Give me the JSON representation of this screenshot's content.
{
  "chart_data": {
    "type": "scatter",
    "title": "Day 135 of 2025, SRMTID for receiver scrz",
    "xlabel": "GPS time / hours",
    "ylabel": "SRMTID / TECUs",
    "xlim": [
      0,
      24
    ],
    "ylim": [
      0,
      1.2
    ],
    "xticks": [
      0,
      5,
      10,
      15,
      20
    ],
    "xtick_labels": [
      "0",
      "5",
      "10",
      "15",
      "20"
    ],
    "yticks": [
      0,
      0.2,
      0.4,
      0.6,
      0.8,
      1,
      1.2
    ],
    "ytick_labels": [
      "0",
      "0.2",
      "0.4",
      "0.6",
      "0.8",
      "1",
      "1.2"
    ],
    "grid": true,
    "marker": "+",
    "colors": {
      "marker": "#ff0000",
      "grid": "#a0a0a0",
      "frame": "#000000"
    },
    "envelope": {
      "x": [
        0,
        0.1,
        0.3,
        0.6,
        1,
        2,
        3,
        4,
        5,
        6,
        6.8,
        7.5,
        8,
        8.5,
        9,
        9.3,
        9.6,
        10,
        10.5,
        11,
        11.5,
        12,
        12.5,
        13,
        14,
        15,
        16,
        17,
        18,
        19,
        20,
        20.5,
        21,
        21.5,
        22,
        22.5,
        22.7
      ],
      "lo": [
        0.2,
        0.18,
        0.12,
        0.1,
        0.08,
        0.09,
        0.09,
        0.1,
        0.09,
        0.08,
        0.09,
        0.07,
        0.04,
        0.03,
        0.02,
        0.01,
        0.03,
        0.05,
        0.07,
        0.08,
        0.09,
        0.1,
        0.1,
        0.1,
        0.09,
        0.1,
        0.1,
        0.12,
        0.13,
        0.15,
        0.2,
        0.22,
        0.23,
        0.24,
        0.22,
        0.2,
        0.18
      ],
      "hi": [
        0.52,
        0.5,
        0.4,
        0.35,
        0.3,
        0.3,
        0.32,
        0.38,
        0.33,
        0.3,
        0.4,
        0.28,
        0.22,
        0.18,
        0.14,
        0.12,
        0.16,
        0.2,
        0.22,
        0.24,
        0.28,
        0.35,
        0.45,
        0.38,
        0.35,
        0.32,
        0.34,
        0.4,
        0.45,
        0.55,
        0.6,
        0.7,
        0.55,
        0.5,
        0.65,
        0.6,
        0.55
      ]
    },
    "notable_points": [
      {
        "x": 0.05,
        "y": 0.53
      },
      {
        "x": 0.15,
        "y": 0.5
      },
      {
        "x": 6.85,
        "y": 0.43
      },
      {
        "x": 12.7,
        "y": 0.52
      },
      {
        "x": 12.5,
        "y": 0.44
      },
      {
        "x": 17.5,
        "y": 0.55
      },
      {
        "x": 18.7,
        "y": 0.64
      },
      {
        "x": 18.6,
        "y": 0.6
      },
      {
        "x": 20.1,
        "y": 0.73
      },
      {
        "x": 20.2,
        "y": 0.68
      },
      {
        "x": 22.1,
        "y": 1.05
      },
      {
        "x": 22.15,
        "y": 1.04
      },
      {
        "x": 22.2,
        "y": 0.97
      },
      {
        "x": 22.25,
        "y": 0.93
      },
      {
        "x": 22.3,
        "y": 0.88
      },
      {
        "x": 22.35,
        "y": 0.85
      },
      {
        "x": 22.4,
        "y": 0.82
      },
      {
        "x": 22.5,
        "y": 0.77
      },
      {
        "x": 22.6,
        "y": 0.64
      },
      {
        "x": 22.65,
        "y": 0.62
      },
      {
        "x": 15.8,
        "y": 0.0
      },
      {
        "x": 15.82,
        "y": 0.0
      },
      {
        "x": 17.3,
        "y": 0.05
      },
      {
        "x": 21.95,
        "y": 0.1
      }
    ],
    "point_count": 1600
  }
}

_Task requirements:_ Set down the material above again, word for word.

_Response to the exercise:_
Give me the JSON representation of this screenshot's content.
{
  "chart_data": {
    "type": "scatter",
    "title": "Day 135 of 2025, SRMTID for receiver scrz",
    "xlabel": "GPS time / hours",
    "ylabel": "SRMTID / TECUs",
    "xlim": [
      0,
      24
    ],
    "ylim": [
      0,
      1.2
    ],
    "xticks": [
      0,
      5,
      10,
      15,
      20
    ],
    "xtick_labels": [
      "0",
      "5",
      "10",
      "15",
      "20"
    ],
    "yticks": [
      0,
      0.2,
      0.4,
      0.6,
      0.8,
      1,
      1.2
    ],
    "ytick_labels": [
      "0",
      "0.2",
      "0.4",
      "0.6",
      "0.8",
      "1",
      "1.2"
    ],
    "grid": true,
    "marker": "+",
    "colors": {
      "marker": "#ff0000",
      "grid": "#a0a0a0",
      "frame": "#000000"
    },
    "envelope": {
      "x": [
        0,
        0.1,
        0.3,
        0.6,
        1,
        2,
        3,
        4,
        5,
        6,
        6.8,
        7.5,
        8,
        8.5,
        9,
        9.3,
        9.6,
        10,
        10.5,
        11,
        11.5,
        12,
        12.5,
        13,
        14,
        15,
        16,
        17,
        18,
        19,
        20,
        20.5,
        21,
        21.5,
        22,
        22.5,
        22.7
      ],
      "lo": [
        0.2,
        0.18,
        0.12,
        0.1,
        0.08,
        0.09,
        0.09,
        0.1,
        0.09,
        0.08,
        0.09,
        0.07,
        0.04,
        0.03,
        0.02,
        0.01,
        0.03,
        0.05,
        0.07,
        0.08,
        0.09,
        0.1,
        0.1,
        0.1,
        0.09,
        0.1,
        0.1,
        0.12,
        0.13,
        0.15,
        0.2,
        0.22,
        0.23,
        0.24,
        0.22,
        0.2,
        0.18
      ],
      "hi": [
        0.52,
        0.5,
        0.4,
        0.35,
        0.3,
        0.3,
        0.32,
        0.38,
        0.33,
        0.3,
        0.4,
        0.28,
        0.22,
        0.18,
        0.14,
        0.12,
        0.16,
        0.2,
        0.22,
        0.24,
        0.28,
        0.35,
        0.45,
        0.38,
        0.35,
        0.32,
        0.34,
        0.4,
        0.45,
        0.55,
        0.6,
        0.7,
        0.55,
        0.5,
        0.65,
        0.6,
        0.55
      ]
    },
    "notable_points": [
      {
        "x": 0.05,
        "y": 0.53
      },
      {
        "x": 0.15,
        "y": 0.5
      },
      {
        "x": 6.85,
        "y": 0.43
      },
      {
        "x": 12.7,
        "y": 0.52
      },
      {
        "x": 12.5,
        "y": 0.44
      },
      {
        "x": 17.5,
        "y": 0.55
      },
      {
        "x": 18.7,
        "y": 0.64
      },
      {
        "x": 18.6,
        "y": 0.6
      },
      {
        "x": 20.1,
        "y": 0.73
      },
      {
        "x": 20.2,
        "y": 0.68
      },
      {
        "x": 22.1,
        "y": 1.05
      },
      {
        "x": 22.15,
        "y": 1.04
      },
      {
        "x": 22.2,
        "y": 0.97
      },
      {
        "x": 22.25,
        "y": 0.93
      },
      {
        "x": 22.3,
        "y": 0.88
      },
      {
        "x": 22.35,
        "y": 0.85
      },
      {
        "x": 22.4,
        "y": 0.82
      },
      {
        "x": 22.5,
        "y": 0.77
      },
      {
        "x": 22.6,
        "y": 0.64
      },
      {
        "x": 22.65,
        "y": 0.62
      },
      {
        "x": 15.8,
        "y": 0.0
      },
      {
        "x": 15.82,
        "y": 0.0
      },
      {
        "x": 17.3,
        "y": 0.05
      },
      {
        "x": 21.95,
        "y": 0.1
      }
    ],
    "point_count": 1600
  }
}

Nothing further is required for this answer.